**Task details**
Return, word for word, every line of the listing from the very first one through the line containing "change-ratio-cell: 6.91% —", including both of those lines.

===============

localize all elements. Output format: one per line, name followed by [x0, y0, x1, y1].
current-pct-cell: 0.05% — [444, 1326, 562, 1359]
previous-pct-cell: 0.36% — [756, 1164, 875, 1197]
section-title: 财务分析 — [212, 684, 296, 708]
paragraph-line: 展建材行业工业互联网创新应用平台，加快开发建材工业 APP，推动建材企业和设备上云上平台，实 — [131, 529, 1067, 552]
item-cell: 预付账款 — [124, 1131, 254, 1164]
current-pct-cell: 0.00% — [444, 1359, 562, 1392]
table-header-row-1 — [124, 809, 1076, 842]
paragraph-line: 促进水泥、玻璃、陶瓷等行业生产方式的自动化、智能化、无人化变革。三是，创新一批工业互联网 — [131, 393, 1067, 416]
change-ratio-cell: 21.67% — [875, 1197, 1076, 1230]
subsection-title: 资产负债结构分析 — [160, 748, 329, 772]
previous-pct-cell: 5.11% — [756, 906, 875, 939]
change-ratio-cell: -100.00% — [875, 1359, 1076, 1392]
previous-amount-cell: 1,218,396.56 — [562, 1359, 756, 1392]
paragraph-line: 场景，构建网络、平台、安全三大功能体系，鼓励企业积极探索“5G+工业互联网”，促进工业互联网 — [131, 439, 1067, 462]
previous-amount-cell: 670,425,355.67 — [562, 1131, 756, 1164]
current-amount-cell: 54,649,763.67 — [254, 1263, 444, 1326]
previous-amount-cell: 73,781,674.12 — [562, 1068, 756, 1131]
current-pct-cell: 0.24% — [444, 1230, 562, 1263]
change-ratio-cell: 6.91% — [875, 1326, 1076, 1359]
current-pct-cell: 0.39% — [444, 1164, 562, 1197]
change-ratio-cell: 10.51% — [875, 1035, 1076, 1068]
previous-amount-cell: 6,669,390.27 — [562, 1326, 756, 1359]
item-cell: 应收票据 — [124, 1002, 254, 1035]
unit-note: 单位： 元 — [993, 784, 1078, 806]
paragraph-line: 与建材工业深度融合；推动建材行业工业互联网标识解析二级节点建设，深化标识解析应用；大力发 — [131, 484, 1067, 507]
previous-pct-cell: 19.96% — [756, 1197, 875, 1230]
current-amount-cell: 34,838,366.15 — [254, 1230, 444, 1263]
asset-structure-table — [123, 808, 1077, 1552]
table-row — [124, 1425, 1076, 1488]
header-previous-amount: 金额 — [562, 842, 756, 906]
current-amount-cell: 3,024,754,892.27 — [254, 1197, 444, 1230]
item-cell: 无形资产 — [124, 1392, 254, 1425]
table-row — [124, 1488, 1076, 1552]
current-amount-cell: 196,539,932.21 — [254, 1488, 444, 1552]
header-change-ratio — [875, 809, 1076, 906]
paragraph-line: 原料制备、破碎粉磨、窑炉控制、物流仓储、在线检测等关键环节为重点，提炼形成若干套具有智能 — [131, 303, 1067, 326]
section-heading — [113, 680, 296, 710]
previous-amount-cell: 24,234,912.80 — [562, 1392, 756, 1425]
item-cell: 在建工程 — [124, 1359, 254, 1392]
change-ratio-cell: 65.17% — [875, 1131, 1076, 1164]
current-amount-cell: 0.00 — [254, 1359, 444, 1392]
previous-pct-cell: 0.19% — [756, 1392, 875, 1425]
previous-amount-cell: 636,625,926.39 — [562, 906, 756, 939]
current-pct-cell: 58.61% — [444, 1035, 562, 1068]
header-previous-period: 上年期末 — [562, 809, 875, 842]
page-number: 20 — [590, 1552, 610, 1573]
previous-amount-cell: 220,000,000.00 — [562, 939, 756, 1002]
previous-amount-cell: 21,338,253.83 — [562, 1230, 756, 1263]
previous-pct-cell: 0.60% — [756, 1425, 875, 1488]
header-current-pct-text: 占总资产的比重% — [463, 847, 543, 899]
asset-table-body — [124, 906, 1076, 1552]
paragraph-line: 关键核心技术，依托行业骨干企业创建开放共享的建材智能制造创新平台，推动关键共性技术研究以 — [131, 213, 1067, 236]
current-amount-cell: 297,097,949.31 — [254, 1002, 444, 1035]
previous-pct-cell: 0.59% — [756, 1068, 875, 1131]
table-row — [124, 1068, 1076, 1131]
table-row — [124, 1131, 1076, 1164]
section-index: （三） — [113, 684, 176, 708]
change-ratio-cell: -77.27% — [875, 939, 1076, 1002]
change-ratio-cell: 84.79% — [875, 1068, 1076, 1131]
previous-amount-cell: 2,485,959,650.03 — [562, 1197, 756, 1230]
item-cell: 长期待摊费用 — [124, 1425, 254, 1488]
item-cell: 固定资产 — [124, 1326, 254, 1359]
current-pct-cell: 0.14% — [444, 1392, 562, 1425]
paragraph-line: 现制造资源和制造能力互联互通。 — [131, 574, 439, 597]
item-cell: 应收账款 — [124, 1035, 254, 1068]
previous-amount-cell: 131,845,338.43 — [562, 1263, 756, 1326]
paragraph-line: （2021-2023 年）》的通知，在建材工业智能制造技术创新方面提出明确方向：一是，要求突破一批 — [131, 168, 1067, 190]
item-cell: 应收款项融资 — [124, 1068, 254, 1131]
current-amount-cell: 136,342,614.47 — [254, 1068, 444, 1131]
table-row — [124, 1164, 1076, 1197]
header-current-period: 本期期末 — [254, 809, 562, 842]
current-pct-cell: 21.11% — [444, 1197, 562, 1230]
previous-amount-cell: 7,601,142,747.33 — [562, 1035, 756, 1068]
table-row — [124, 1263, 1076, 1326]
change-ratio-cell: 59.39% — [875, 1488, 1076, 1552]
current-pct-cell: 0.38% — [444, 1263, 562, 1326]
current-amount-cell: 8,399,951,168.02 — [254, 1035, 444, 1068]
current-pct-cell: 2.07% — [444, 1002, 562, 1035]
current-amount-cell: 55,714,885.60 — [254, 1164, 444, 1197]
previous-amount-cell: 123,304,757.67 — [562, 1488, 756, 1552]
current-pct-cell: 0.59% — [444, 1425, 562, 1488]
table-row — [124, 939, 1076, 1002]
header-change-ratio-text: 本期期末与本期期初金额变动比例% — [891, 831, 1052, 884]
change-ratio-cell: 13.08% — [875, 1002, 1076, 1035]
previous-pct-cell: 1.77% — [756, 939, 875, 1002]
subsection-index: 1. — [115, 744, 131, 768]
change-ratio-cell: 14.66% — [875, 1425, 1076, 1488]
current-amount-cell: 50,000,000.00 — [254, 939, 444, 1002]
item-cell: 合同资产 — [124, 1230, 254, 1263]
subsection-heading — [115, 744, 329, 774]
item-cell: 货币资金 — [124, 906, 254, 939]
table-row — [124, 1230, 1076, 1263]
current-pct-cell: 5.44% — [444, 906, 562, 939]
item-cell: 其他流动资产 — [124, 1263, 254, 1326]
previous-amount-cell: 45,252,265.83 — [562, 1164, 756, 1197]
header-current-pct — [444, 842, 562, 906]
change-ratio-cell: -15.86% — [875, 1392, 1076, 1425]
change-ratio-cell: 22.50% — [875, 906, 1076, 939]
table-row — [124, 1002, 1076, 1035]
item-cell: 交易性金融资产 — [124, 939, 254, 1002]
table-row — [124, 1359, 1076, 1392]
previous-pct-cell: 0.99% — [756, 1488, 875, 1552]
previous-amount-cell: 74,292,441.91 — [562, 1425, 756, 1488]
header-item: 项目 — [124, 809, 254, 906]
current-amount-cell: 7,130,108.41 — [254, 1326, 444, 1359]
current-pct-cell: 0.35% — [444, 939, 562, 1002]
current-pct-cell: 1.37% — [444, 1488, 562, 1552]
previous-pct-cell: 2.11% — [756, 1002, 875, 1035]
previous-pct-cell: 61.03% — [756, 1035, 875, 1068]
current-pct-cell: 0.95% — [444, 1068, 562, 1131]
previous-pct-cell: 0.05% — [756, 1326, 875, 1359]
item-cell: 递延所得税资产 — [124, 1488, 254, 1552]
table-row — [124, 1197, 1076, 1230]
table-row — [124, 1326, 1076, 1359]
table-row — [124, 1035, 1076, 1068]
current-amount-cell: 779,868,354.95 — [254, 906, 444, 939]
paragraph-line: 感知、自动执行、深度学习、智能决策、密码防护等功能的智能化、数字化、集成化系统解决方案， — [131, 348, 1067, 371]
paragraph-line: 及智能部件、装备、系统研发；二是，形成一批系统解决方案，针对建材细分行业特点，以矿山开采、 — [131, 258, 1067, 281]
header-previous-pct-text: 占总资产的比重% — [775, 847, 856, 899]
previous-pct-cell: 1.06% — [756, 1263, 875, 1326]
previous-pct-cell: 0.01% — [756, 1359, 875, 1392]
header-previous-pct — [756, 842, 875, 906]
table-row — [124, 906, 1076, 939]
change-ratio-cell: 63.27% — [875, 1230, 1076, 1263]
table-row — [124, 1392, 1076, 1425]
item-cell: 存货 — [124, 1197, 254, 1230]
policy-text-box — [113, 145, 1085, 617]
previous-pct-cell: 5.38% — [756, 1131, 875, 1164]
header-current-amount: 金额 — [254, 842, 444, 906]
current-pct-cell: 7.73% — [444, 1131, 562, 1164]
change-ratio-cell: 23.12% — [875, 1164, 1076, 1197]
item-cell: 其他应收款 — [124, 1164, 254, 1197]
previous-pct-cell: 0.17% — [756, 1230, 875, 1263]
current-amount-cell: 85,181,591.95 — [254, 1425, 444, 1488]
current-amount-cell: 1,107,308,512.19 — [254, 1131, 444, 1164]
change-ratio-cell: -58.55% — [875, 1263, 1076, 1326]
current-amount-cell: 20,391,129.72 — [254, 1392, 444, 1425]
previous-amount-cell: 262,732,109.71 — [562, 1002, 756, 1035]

===============

**Full response**
localize all elements. Output format: one per line, name followed by [x0, y0, x1, y1].
current-pct-cell: 0.05% — [444, 1326, 562, 1359]
previous-pct-cell: 0.36% — [756, 1164, 875, 1197]
section-title: 财务分析 — [212, 684, 296, 708]
paragraph-line: 展建材行业工业互联网创新应用平台，加快开发建材工业 APP，推动建材企业和设备上云上平台，实 — [131, 529, 1067, 552]
item-cell: 预付账款 — [124, 1131, 254, 1164]
current-pct-cell: 0.00% — [444, 1359, 562, 1392]
table-header-row-1 — [124, 809, 1076, 842]
paragraph-line: 促进水泥、玻璃、陶瓷等行业生产方式的自动化、智能化、无人化变革。三是，创新一批工业互联网 — [131, 393, 1067, 416]
change-ratio-cell: 21.67% — [875, 1197, 1076, 1230]
subsection-title: 资产负债结构分析 — [160, 748, 329, 772]
previous-pct-cell: 5.11% — [756, 906, 875, 939]
change-ratio-cell: -100.00% — [875, 1359, 1076, 1392]
previous-amount-cell: 1,218,396.56 — [562, 1359, 756, 1392]
paragraph-line: 场景，构建网络、平台、安全三大功能体系，鼓励企业积极探索“5G+工业互联网”，促进工业互联网 — [131, 439, 1067, 462]
previous-amount-cell: 670,425,355.67 — [562, 1131, 756, 1164]
current-amount-cell: 54,649,763.67 — [254, 1263, 444, 1326]
previous-amount-cell: 73,781,674.12 — [562, 1068, 756, 1131]
current-pct-cell: 0.24% — [444, 1230, 562, 1263]
change-ratio-cell: 6.91% — [875, 1326, 1076, 1359]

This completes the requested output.